= What you are asked to do =
Go through the listing and return every line with "红色物业" in it.

---+---

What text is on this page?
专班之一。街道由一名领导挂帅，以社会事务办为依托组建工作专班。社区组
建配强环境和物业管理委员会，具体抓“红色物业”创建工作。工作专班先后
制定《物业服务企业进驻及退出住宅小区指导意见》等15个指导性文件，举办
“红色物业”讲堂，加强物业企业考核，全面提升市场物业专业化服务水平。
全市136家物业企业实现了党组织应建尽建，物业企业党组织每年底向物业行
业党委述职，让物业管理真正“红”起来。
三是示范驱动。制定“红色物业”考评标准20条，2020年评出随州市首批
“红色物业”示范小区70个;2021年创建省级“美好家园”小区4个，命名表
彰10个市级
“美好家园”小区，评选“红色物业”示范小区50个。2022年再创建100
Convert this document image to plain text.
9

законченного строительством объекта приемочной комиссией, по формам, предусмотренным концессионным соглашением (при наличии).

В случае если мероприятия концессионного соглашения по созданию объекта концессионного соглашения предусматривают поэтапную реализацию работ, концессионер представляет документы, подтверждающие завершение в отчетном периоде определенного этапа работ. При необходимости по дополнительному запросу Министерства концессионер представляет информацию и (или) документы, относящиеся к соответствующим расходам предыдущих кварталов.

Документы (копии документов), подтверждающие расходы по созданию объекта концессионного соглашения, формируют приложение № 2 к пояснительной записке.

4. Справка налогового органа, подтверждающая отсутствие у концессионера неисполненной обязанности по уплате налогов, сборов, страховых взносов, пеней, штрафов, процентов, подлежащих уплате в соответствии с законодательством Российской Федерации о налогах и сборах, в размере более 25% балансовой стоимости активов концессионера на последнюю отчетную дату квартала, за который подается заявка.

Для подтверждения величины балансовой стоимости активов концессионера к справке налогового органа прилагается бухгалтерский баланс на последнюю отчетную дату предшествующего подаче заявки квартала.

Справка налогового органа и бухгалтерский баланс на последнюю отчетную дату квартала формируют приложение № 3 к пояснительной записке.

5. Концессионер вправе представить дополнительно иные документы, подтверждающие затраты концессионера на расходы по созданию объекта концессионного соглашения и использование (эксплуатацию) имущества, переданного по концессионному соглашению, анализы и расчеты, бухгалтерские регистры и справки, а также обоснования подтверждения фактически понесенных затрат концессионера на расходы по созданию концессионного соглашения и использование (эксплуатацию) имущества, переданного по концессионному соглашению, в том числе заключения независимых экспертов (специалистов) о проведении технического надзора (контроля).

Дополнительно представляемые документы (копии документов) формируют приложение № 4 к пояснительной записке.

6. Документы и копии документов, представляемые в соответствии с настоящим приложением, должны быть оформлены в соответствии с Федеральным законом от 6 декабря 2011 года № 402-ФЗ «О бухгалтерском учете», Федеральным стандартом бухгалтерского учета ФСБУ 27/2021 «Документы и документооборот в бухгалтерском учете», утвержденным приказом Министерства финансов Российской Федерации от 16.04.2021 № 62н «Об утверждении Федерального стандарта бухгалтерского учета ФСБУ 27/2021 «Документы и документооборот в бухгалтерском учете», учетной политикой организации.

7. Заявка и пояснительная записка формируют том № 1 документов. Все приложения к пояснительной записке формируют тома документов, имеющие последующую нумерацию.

---+---

= Written answer =
建配强环境和物业管理委员会，具体抓“红色物业”创建工作。工作专班先后
“红色物业”讲堂，加强物业企业考核，全面提升市场物业专业化服务水平。
三是示范驱动。制定“红色物业”考评标准20条，2020年评出随州市首批
“红色物业”示范小区70个;2021年创建省级“美好家园”小区4个，命名表
“美好家园”小区，评选“红色物业”示范小区50个。2022年再创建100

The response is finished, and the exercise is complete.